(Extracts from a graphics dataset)
-------
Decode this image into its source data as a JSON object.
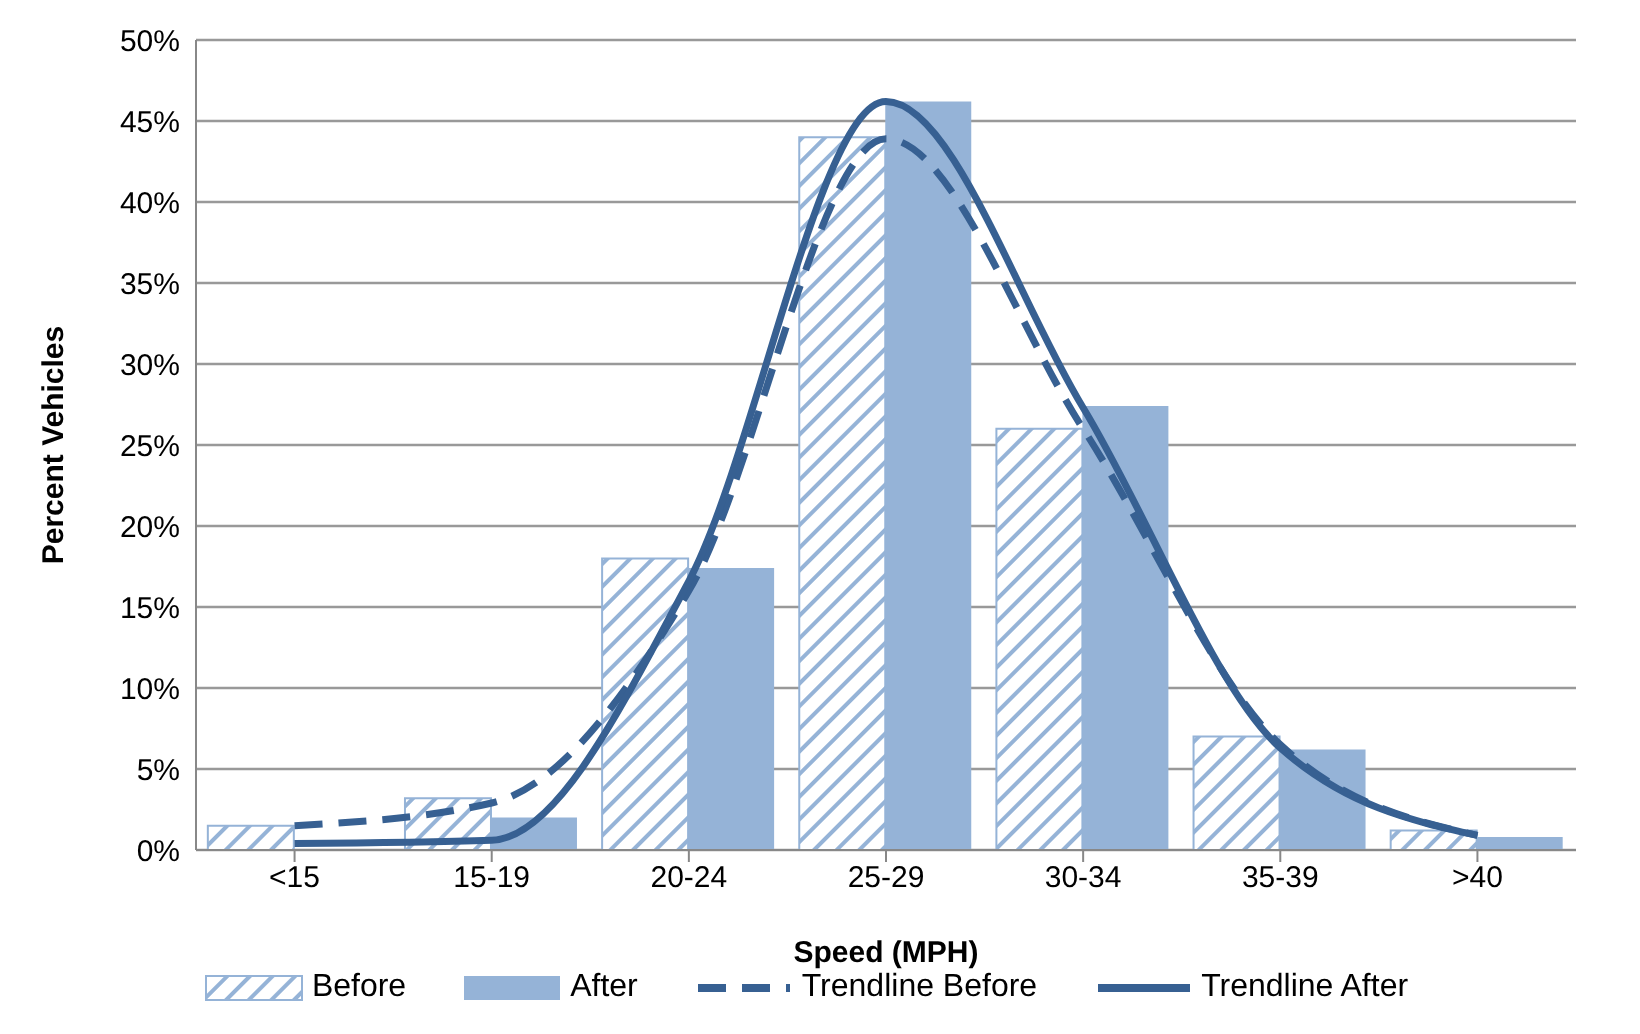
{
  "chart_data": {
    "type": "bar",
    "xlabel": "Speed (MPH)",
    "ylabel": "Percent Vehicles",
    "categories": [
      "<15",
      "15-19",
      "20-24",
      "25-29",
      "30-34",
      "35-39",
      ">40"
    ],
    "series": [
      {
        "name": "Before",
        "color": "#95b3d7",
        "values": [
          1.5,
          3.2,
          18,
          44,
          26,
          7,
          1.2
        ]
      },
      {
        "name": "After",
        "color": "#95b3d7",
        "values": [
          0,
          2,
          17.4,
          46.2,
          27.4,
          6.2,
          0.8
        ]
      },
      {
        "name": "Trendline Before",
        "type": "line",
        "line_style": "dashed",
        "color": "#376092",
        "values": [
          1.5,
          2.9,
          16,
          43.9,
          26,
          6.5,
          0.9
        ]
      },
      {
        "name": "Trendline After",
        "type": "line",
        "line_style": "solid",
        "color": "#376092",
        "values": [
          0.4,
          0.6,
          16.6,
          46.2,
          27.3,
          6.3,
          0.9
        ]
      }
    ],
    "ylim": [
      0,
      50
    ],
    "yticks": [
      {
        "value": 0,
        "label": "0%"
      },
      {
        "value": 5,
        "label": "5%"
      },
      {
        "value": 10,
        "label": "10%"
      },
      {
        "value": 15,
        "label": "15%"
      },
      {
        "value": 20,
        "label": "20%"
      },
      {
        "value": 25,
        "label": "25%"
      },
      {
        "value": 30,
        "label": "30%"
      },
      {
        "value": 35,
        "label": "35%"
      },
      {
        "value": 40,
        "label": "40%"
      },
      {
        "value": 45,
        "label": "45%"
      },
      {
        "value": 50,
        "label": "50%"
      }
    ],
    "grid": "y",
    "legend": "bottom",
    "marker": "none"
  }
}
-------
Show every line from the listing above in which the string "name" appears.

RESULT FOR THIS TASK.
        "name": "Before",
        "name": "After",
        "name": "Trendline Before",
        "name": "Trendline After",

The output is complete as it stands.